►

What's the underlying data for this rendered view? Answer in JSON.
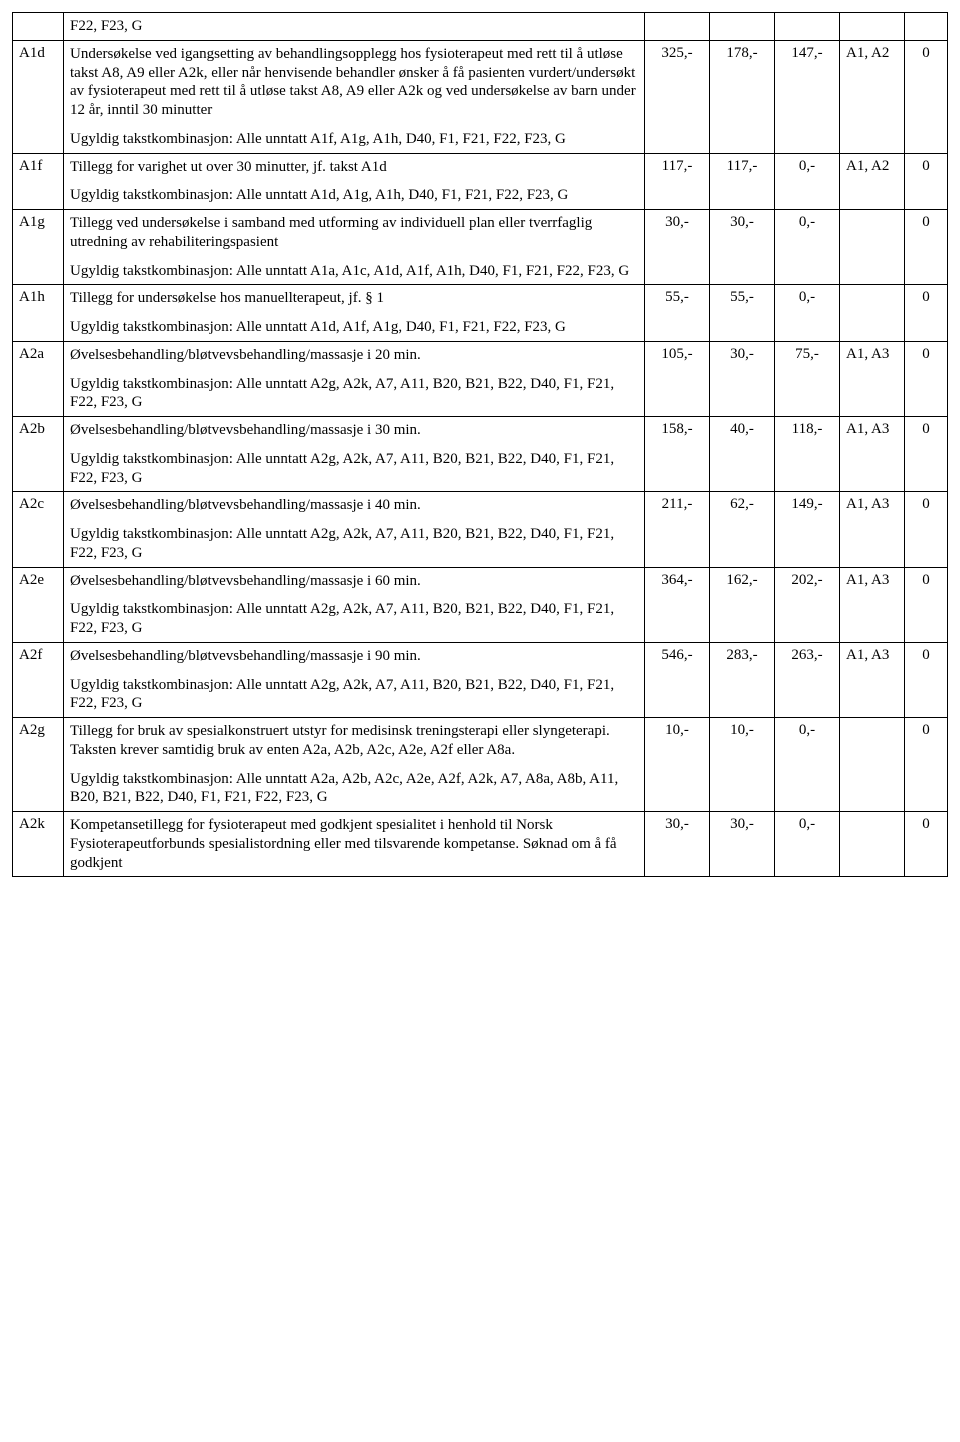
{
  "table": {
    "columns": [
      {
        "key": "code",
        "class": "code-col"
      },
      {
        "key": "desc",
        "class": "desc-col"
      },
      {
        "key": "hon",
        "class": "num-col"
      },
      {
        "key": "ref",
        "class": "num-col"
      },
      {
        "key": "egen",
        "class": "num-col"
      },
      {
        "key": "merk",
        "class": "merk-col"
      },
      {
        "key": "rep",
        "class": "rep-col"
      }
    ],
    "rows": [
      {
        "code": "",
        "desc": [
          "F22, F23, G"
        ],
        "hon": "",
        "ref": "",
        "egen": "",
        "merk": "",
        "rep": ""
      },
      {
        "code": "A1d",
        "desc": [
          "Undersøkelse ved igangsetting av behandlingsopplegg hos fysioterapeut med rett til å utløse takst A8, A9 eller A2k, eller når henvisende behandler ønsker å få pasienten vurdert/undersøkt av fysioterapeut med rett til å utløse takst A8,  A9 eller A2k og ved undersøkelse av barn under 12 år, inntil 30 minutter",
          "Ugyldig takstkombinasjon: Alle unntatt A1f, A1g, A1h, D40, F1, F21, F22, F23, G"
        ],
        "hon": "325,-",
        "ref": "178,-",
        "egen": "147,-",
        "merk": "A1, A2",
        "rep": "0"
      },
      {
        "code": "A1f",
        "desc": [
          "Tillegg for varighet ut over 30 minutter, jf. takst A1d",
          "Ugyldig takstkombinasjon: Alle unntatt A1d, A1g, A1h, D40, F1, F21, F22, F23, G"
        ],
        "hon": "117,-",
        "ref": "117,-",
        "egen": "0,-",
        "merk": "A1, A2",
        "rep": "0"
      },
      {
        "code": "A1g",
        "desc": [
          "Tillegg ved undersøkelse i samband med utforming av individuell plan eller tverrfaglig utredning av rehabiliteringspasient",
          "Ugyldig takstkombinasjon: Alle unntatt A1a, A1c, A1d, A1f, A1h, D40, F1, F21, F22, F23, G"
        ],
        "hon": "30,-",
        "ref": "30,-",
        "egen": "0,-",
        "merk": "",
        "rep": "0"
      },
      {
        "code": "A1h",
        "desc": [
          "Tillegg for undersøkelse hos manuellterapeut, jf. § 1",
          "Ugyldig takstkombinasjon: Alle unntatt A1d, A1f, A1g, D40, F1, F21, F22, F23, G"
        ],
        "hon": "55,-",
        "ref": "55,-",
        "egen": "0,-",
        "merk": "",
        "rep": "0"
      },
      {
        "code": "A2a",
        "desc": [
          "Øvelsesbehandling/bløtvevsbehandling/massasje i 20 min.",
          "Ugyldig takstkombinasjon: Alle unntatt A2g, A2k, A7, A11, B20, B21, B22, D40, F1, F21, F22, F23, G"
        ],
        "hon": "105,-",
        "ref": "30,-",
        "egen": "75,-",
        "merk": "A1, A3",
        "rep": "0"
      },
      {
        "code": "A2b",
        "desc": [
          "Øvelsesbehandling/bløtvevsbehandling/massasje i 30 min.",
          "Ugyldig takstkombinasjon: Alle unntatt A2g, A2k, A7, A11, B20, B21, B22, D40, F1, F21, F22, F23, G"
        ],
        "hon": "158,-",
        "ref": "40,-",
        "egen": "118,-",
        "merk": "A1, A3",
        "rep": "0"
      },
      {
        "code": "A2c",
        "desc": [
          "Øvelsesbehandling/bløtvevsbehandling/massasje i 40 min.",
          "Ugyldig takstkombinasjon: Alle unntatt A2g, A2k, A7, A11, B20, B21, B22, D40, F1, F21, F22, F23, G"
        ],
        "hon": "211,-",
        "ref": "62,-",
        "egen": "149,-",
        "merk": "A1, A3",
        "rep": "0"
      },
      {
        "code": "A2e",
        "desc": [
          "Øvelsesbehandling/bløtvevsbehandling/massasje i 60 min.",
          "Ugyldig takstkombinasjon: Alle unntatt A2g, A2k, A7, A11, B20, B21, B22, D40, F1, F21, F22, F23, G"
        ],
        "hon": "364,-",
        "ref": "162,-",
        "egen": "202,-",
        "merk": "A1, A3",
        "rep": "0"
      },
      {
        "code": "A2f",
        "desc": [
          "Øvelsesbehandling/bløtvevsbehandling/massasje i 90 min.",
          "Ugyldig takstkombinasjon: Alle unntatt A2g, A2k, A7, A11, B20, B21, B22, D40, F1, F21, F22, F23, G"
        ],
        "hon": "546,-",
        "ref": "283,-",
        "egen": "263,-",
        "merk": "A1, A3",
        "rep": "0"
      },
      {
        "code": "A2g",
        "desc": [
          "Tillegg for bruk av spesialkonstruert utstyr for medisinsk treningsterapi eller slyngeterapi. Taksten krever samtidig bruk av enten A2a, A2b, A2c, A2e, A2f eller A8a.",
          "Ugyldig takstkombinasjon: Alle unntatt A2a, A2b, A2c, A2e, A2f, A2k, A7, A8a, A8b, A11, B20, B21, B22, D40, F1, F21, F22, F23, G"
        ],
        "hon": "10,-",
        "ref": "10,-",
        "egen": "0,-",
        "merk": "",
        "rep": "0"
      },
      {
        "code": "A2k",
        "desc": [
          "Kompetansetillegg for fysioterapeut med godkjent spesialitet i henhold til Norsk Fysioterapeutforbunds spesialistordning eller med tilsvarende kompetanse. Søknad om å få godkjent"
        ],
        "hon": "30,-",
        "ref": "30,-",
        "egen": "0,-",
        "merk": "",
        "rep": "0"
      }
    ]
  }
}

◄

== WORK TO DO ==
Leave out the pictures and print every line of the data exactly.

== SOLUTION TO THE EXERCISE ==
What's the underlying data for this rendered view? Answer in JSON.
{
  "table": {
    "columns": [
      {
        "key": "code",
        "class": "code-col"
      },
      {
        "key": "desc",
        "class": "desc-col"
      },
      {
        "key": "hon",
        "class": "num-col"
      },
      {
        "key": "ref",
        "class": "num-col"
      },
      {
        "key": "egen",
        "class": "num-col"
      },
      {
        "key": "merk",
        "class": "merk-col"
      },
      {
        "key": "rep",
        "class": "rep-col"
      }
    ],
    "rows": [
      {
        "code": "",
        "desc": [
          "F22, F23, G"
        ],
        "hon": "",
        "ref": "",
        "egen": "",
        "merk": "",
        "rep": ""
      },
      {
        "code": "A1d",
        "desc": [
          "Undersøkelse ved igangsetting av behandlingsopplegg hos fysioterapeut med rett til å utløse takst A8, A9 eller A2k, eller når henvisende behandler ønsker å få pasienten vurdert/undersøkt av fysioterapeut med rett til å utløse takst A8,  A9 eller A2k og ved undersøkelse av barn under 12 år, inntil 30 minutter",
          "Ugyldig takstkombinasjon: Alle unntatt A1f, A1g, A1h, D40, F1, F21, F22, F23, G"
        ],
        "hon": "325,-",
        "ref": "178,-",
        "egen": "147,-",
        "merk": "A1, A2",
        "rep": "0"
      },
      {
        "code": "A1f",
        "desc": [
          "Tillegg for varighet ut over 30 minutter, jf. takst A1d",
          "Ugyldig takstkombinasjon: Alle unntatt A1d, A1g, A1h, D40, F1, F21, F22, F23, G"
        ],
        "hon": "117,-",
        "ref": "117,-",
        "egen": "0,-",
        "merk": "A1, A2",
        "rep": "0"
      },
      {
        "code": "A1g",
        "desc": [
          "Tillegg ved undersøkelse i samband med utforming av individuell plan eller tverrfaglig utredning av rehabiliteringspasient",
          "Ugyldig takstkombinasjon: Alle unntatt A1a, A1c, A1d, A1f, A1h, D40, F1, F21, F22, F23, G"
        ],
        "hon": "30,-",
        "ref": "30,-",
        "egen": "0,-",
        "merk": "",
        "rep": "0"
      },
      {
        "code": "A1h",
        "desc": [
          "Tillegg for undersøkelse hos manuellterapeut, jf. § 1",
          "Ugyldig takstkombinasjon: Alle unntatt A1d, A1f, A1g, D40, F1, F21, F22, F23, G"
        ],
        "hon": "55,-",
        "ref": "55,-",
        "egen": "0,-",
        "merk": "",
        "rep": "0"
      },
      {
        "code": "A2a",
        "desc": [
          "Øvelsesbehandling/bløtvevsbehandling/massasje i 20 min.",
          "Ugyldig takstkombinasjon: Alle unntatt A2g, A2k, A7, A11, B20, B21, B22, D40, F1, F21, F22, F23, G"
        ],
        "hon": "105,-",
        "ref": "30,-",
        "egen": "75,-",
        "merk": "A1, A3",
        "rep": "0"
      },
      {
        "code": "A2b",
        "desc": [
          "Øvelsesbehandling/bløtvevsbehandling/massasje i 30 min.",
          "Ugyldig takstkombinasjon: Alle unntatt A2g, A2k, A7, A11, B20, B21, B22, D40, F1, F21, F22, F23, G"
        ],
        "hon": "158,-",
        "ref": "40,-",
        "egen": "118,-",
        "merk": "A1, A3",
        "rep": "0"
      },
      {
        "code": "A2c",
        "desc": [
          "Øvelsesbehandling/bløtvevsbehandling/massasje i 40 min.",
          "Ugyldig takstkombinasjon: Alle unntatt A2g, A2k, A7, A11, B20, B21, B22, D40, F1, F21, F22, F23, G"
        ],
        "hon": "211,-",
        "ref": "62,-",
        "egen": "149,-",
        "merk": "A1, A3",
        "rep": "0"
      },
      {
        "code": "A2e",
        "desc": [
          "Øvelsesbehandling/bløtvevsbehandling/massasje i 60 min.",
          "Ugyldig takstkombinasjon: Alle unntatt A2g, A2k, A7, A11, B20, B21, B22, D40, F1, F21, F22, F23, G"
        ],
        "hon": "364,-",
        "ref": "162,-",
        "egen": "202,-",
        "merk": "A1, A3",
        "rep": "0"
      },
      {
        "code": "A2f",
        "desc": [
          "Øvelsesbehandling/bløtvevsbehandling/massasje i 90 min.",
          "Ugyldig takstkombinasjon: Alle unntatt A2g, A2k, A7, A11, B20, B21, B22, D40, F1, F21, F22, F23, G"
        ],
        "hon": "546,-",
        "ref": "283,-",
        "egen": "263,-",
        "merk": "A1, A3",
        "rep": "0"
      },
      {
        "code": "A2g",
        "desc": [
          "Tillegg for bruk av spesialkonstruert utstyr for medisinsk treningsterapi eller slyngeterapi. Taksten krever samtidig bruk av enten A2a, A2b, A2c, A2e, A2f eller A8a.",
          "Ugyldig takstkombinasjon: Alle unntatt A2a, A2b, A2c, A2e, A2f, A2k, A7, A8a, A8b, A11, B20, B21, B22, D40, F1, F21, F22, F23, G"
        ],
        "hon": "10,-",
        "ref": "10,-",
        "egen": "0,-",
        "merk": "",
        "rep": "0"
      },
      {
        "code": "A2k",
        "desc": [
          "Kompetansetillegg for fysioterapeut med godkjent spesialitet i henhold til Norsk Fysioterapeutforbunds spesialistordning eller med tilsvarende kompetanse. Søknad om å få godkjent"
        ],
        "hon": "30,-",
        "ref": "30,-",
        "egen": "0,-",
        "merk": "",
        "rep": "0"
      }
    ]
  }
}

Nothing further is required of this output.